» **Exercise directions**
Make an exact copy of the records, with the images left out.

(Stored data entries)
-- BEGIN --

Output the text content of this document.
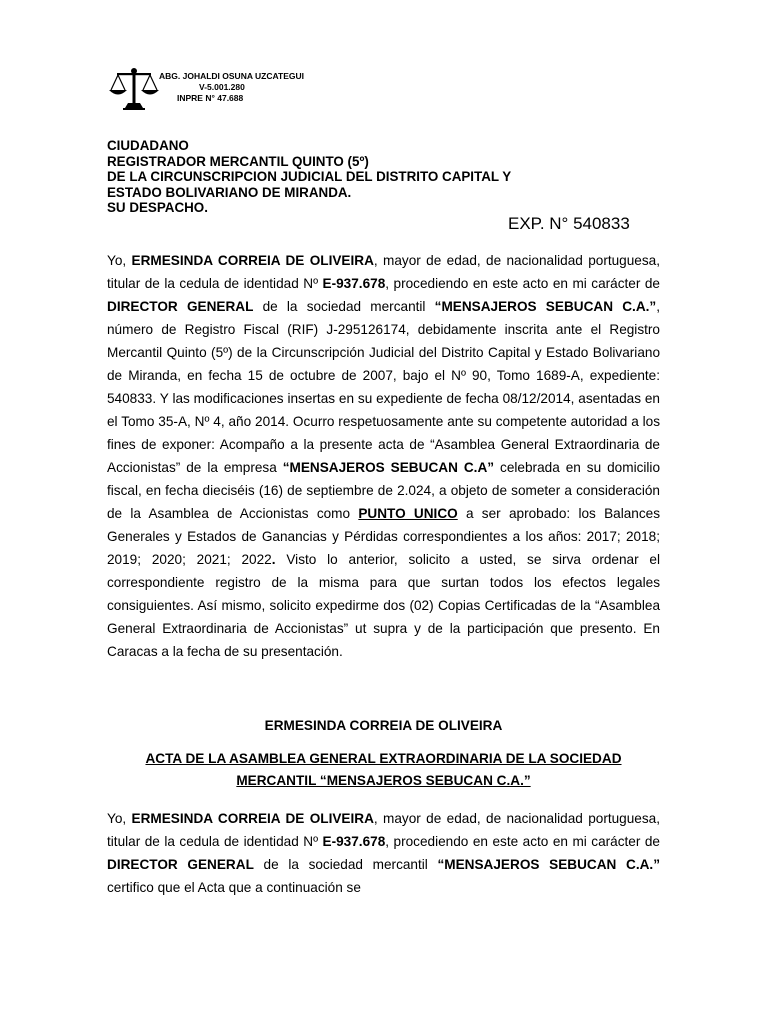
ABG. JOHALDI OSUNA UZCATEGUI
V-5.001.280
INPRE N° 47.688
CIUDADANO
REGISTRADOR MERCANTIL QUINTO (5º)
DE LA CIRCUNSCRIPCION JUDICIAL DEL DISTRITO CAPITAL Y
ESTADO BOLIVARIANO DE MIRANDA.
SU DESPACHO.
EXP. N° 540833
Yo, ERMESINDA CORREIA DE OLIVEIRA, mayor de edad, de nacionalidad portuguesa, titular de la cedula de identidad Nº E-937.678, procediendo en este acto en mi carácter de DIRECTOR GENERAL de la sociedad mercantil “MENSAJEROS SEBUCAN C.A.”, número de Registro Fiscal (RIF) J-295126174, debidamente inscrita ante el Registro Mercantil Quinto (5º) de la Circunscripción Judicial del Distrito Capital y Estado Bolivariano de Miranda, en fecha 15 de octubre de 2007, bajo el Nº 90, Tomo 1689-A, expediente: 540833. Y las modificaciones insertas en su expediente de fecha 08/12/2014, asentadas en el Tomo 35-A, Nº 4, año 2014. Ocurro respetuosamente ante su competente autoridad a los fines de exponer: Acompaño a la presente acta de “Asamblea General Extraordinaria de Accionistas” de la empresa “MENSAJEROS SEBUCAN C.A” celebrada en su domicilio fiscal, en fecha dieciséis (16) de septiembre de 2.024, a objeto de someter a consideración de la Asamblea de Accionistas como PUNTO UNICO a ser aprobado: los Balances Generales y Estados de Ganancias y Pérdidas correspondientes a los años: 2017; 2018; 2019; 2020; 2021; 2022. Visto lo anterior, solicito a usted, se sirva ordenar el correspondiente registro de la misma para que surtan todos los efectos legales consiguientes. Así mismo, solicito expedirme dos (02) Copias Certificadas de la “Asamblea General Extraordinaria de Accionistas” ut supra y de la participación que presento. En Caracas a la fecha de su presentación.
ERMESINDA CORREIA DE OLIVEIRA
ACTA DE LA ASAMBLEA GENERAL EXTRAORDINARIA DE LA SOCIEDAD
MERCANTIL “MENSAJEROS SEBUCAN C.A.”
Yo, ERMESINDA CORREIA DE OLIVEIRA, mayor de edad, de nacionalidad portuguesa, titular de la cedula de identidad Nº E-937.678, procediendo en este acto en mi carácter de DIRECTOR GENERAL de la sociedad mercantil “MENSAJEROS SEBUCAN C.A.” certifico que el Acta que a continuación se
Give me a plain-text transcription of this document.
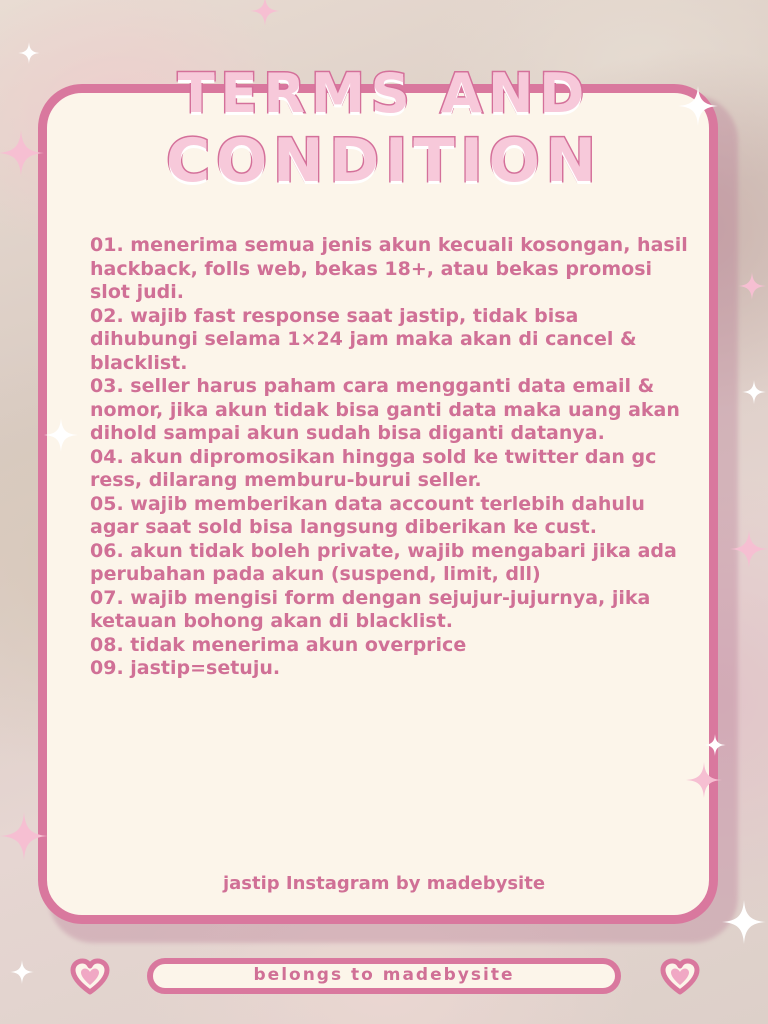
TERMS AND
CONDITION
01. menerima semua jenis akun kecuali kosongan, hasil hackback, folls web, bekas 18+, atau bekas promosi slot judi.
02. wajib fast response saat jastip, tidak bisa dihubungi selama 1×24 jam maka akan di cancel & blacklist.
03. seller harus paham cara mengganti data email & nomor, jika akun tidak bisa ganti data maka uang akan dihold sampai akun sudah bisa diganti datanya.
04. akun dipromosikan hingga sold ke twitter dan gc ress, dilarang memburu-burui seller.
05. wajib memberikan data account terlebih dahulu agar saat sold bisa langsung diberikan ke cust.
06. akun tidak boleh private, wajib mengabari jika ada perubahan pada akun (suspend, limit, dll)
07. wajib mengisi form dengan sejujur-jujurnya, jika ketauan bohong akan di blacklist.
08. tidak menerima akun overprice
09. jastip=setuju.
jastip Instagram by madebysite
belongs to madebysite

-- END --

» **Solved problem**
Output the text content of this document.
ABG. JOHALDI OSUNA UZCATEGUI
V-5.001.280
INPRE N° 47.688
CIUDADANO
REGISTRADOR MERCANTIL QUINTO (5º)
DE LA CIRCUNSCRIPCION JUDICIAL DEL DISTRITO CAPITAL Y
ESTADO BOLIVARIANO DE MIRANDA.
SU DESPACHO.
EXP. N° 540833
Yo, ERMESINDA CORREIA DE OLIVEIRA, mayor de edad, de nacionalidad portuguesa, titular de la cedula de identidad Nº E-937.678, procediendo en este acto en mi carácter de DIRECTOR GENERAL de la sociedad mercantil “MENSAJEROS SEBUCAN C.A.”, número de Registro Fiscal (RIF) J-295126174, debidamente inscrita ante el Registro Mercantil Quinto (5º) de la Circunscripción Judicial del Distrito Capital y Estado Bolivariano de Miranda, en fecha 15 de octubre de 2007, bajo el Nº 90, Tomo 1689-A, expediente: 540833. Y las modificaciones insertas en su expediente de fecha 08/12/2014, asentadas en el Tomo 35-A, Nº 4, año 2014. Ocurro respetuosamente ante su competente autoridad a los fines de exponer: Acompaño a la presente acta de “Asamblea General Extraordinaria de Accionistas” de la empresa “MENSAJEROS SEBUCAN C.A” celebrada en su domicilio fiscal, en fecha dieciséis (16) de septiembre de 2.024, a objeto de someter a consideración de la Asamblea de Accionistas como PUNTO UNICO a ser aprobado: los Balances Generales y Estados de Ganancias y Pérdidas correspondientes a los años: 2017; 2018; 2019; 2020; 2021; 2022. Visto lo anterior, solicito a usted, se sirva ordenar el correspondiente registro de la misma para que surtan todos los efectos legales consiguientes. Así mismo, solicito expedirme dos (02) Copias Certificadas de la “Asamblea General Extraordinaria de Accionistas” ut supra y de la participación que presento. En Caracas a la fecha de su presentación.
ERMESINDA CORREIA DE OLIVEIRA
ACTA DE LA ASAMBLEA GENERAL EXTRAORDINARIA DE LA SOCIEDAD
MERCANTIL “MENSAJEROS SEBUCAN C.A.”
Yo, ERMESINDA CORREIA DE OLIVEIRA, mayor de edad, de nacionalidad portuguesa, titular de la cedula de identidad Nº E-937.678, procediendo en este acto en mi carácter de DIRECTOR GENERAL de la sociedad mercantil “MENSAJEROS SEBUCAN C.A.” certifico que el Acta que a continuación se
Give me a plain-text transcription of this document.
TERMS AND
CONDITION
01. menerima semua jenis akun kecuali kosongan, hasil hackback, folls web, bekas 18+, atau bekas promosi slot judi.
02. wajib fast response saat jastip, tidak bisa dihubungi selama 1×24 jam maka akan di cancel & blacklist.
03. seller harus paham cara mengganti data email & nomor, jika akun tidak bisa ganti data maka uang akan dihold sampai akun sudah bisa diganti datanya.
04. akun dipromosikan hingga sold ke twitter dan gc ress, dilarang memburu-burui seller.
05. wajib memberikan data account terlebih dahulu agar saat sold bisa langsung diberikan ke cust.
06. akun tidak boleh private, wajib mengabari jika ada perubahan pada akun (suspend, limit, dll)
07. wajib mengisi form dengan sejujur-jujurnya, jika ketauan bohong akan di blacklist.
08. tidak menerima akun overprice
09. jastip=setuju.
jastip Instagram by madebysite
belongs to madebysite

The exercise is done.